--- Start of Working data ---

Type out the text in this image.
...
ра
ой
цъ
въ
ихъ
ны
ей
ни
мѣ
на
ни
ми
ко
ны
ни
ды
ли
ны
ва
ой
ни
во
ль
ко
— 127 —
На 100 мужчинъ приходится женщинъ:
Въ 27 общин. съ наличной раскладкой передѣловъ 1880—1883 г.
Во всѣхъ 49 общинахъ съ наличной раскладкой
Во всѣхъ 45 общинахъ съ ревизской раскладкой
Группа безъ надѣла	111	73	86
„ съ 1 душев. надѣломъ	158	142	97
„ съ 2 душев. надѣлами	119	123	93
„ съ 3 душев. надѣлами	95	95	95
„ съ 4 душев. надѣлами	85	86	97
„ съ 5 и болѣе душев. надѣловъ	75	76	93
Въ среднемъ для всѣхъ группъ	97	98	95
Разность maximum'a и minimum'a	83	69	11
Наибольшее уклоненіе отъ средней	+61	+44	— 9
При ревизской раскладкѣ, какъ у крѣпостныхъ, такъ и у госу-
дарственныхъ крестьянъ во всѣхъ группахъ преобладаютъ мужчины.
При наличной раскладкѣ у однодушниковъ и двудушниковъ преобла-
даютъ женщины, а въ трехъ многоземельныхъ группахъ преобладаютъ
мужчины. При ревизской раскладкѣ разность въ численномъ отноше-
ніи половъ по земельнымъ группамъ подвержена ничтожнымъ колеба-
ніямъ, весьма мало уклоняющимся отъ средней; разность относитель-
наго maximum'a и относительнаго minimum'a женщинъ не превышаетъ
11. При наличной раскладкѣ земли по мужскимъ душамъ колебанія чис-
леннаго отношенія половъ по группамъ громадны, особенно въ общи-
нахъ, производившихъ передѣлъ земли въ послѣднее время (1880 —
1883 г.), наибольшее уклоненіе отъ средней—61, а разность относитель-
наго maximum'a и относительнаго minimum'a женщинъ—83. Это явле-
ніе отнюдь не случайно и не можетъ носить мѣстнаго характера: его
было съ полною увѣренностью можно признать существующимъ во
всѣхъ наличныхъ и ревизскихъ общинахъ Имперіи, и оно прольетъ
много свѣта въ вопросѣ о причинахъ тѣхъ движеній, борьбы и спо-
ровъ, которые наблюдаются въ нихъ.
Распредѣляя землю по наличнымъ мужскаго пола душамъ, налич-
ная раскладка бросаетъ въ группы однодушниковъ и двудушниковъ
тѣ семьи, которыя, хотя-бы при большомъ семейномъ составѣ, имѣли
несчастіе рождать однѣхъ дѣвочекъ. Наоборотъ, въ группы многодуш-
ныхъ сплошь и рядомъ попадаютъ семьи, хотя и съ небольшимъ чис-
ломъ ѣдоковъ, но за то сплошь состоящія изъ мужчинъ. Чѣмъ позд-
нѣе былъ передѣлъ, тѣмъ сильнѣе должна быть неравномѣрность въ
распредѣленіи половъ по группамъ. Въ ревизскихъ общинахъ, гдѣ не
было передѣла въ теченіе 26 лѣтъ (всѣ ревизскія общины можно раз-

--- End of Working data ---
--- Start of Working data ---

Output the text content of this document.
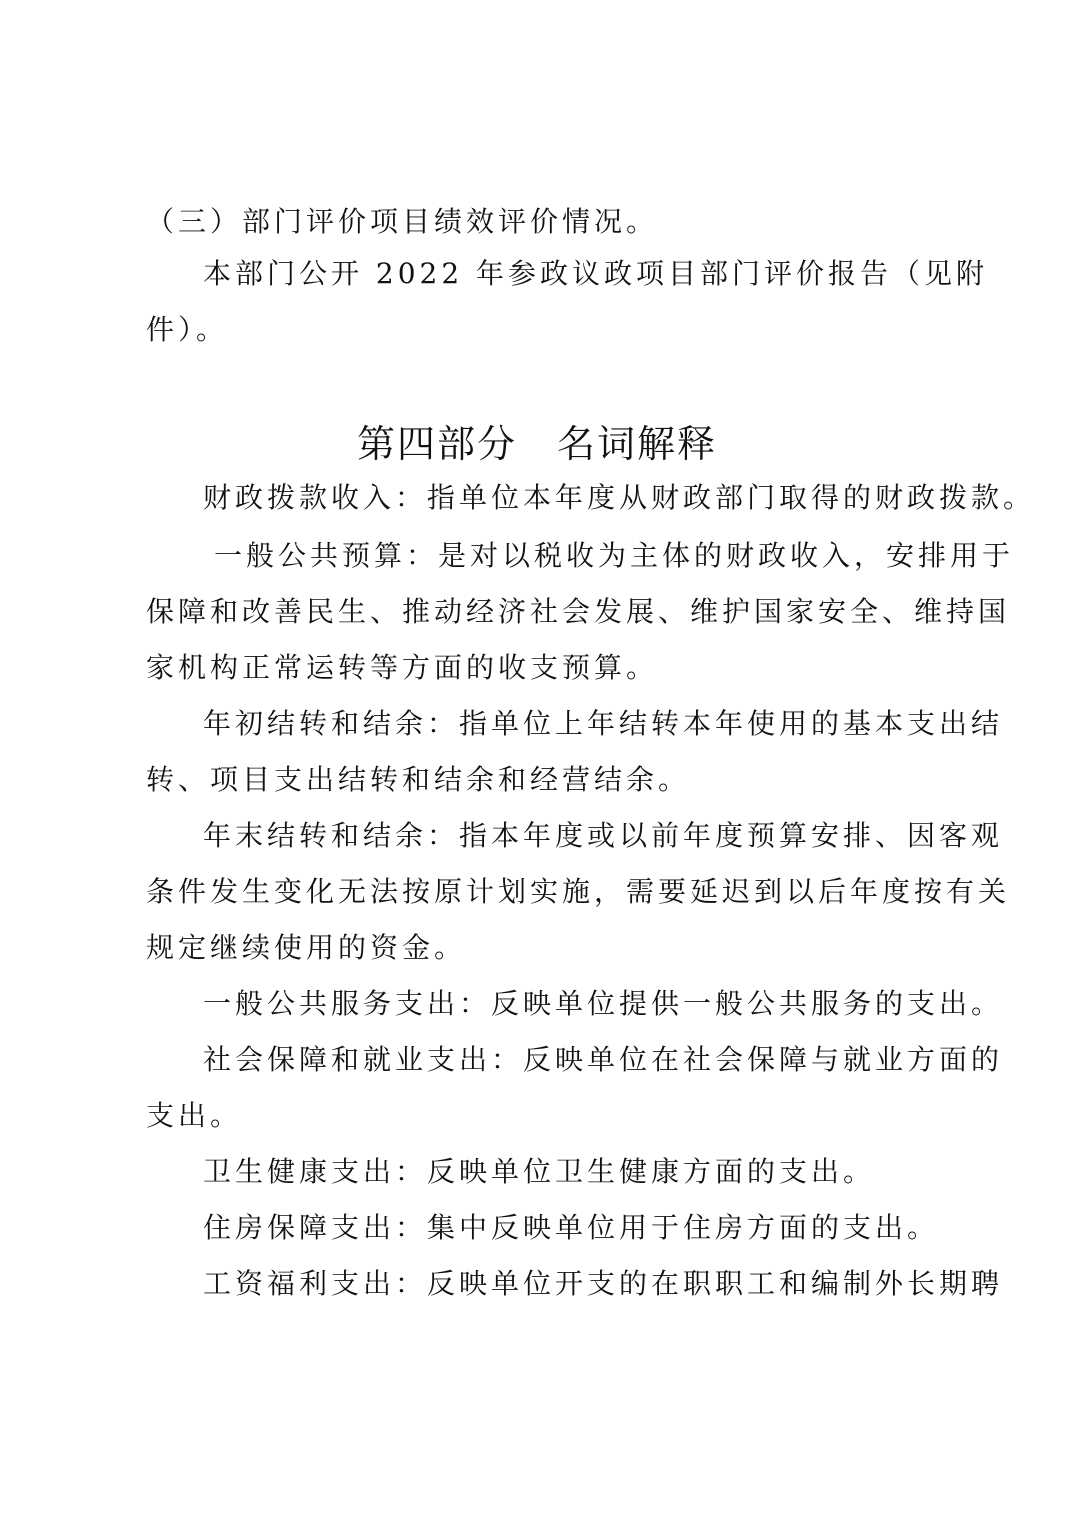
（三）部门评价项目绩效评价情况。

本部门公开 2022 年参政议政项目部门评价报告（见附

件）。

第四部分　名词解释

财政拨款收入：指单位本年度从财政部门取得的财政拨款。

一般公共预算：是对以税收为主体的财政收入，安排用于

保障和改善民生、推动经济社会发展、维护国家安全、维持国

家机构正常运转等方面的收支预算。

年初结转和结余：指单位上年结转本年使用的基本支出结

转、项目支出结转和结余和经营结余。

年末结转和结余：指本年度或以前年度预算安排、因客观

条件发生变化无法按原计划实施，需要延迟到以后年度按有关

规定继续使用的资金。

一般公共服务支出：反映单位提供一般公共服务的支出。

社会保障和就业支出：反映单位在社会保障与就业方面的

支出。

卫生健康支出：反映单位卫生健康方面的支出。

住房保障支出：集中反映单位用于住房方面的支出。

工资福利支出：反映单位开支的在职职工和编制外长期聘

--- End of Working data ---

◆ **What is asked**:
Check each line of the records for "группахъ" and copy the ones that contain it.

◆ **Exercise solution**:
дарственныхъ крестьянъ во всѣхъ группахъ преобладаютъ мужчины.
даютъ женщины, а въ трехъ многоземельныхъ группахъ преобладаютъ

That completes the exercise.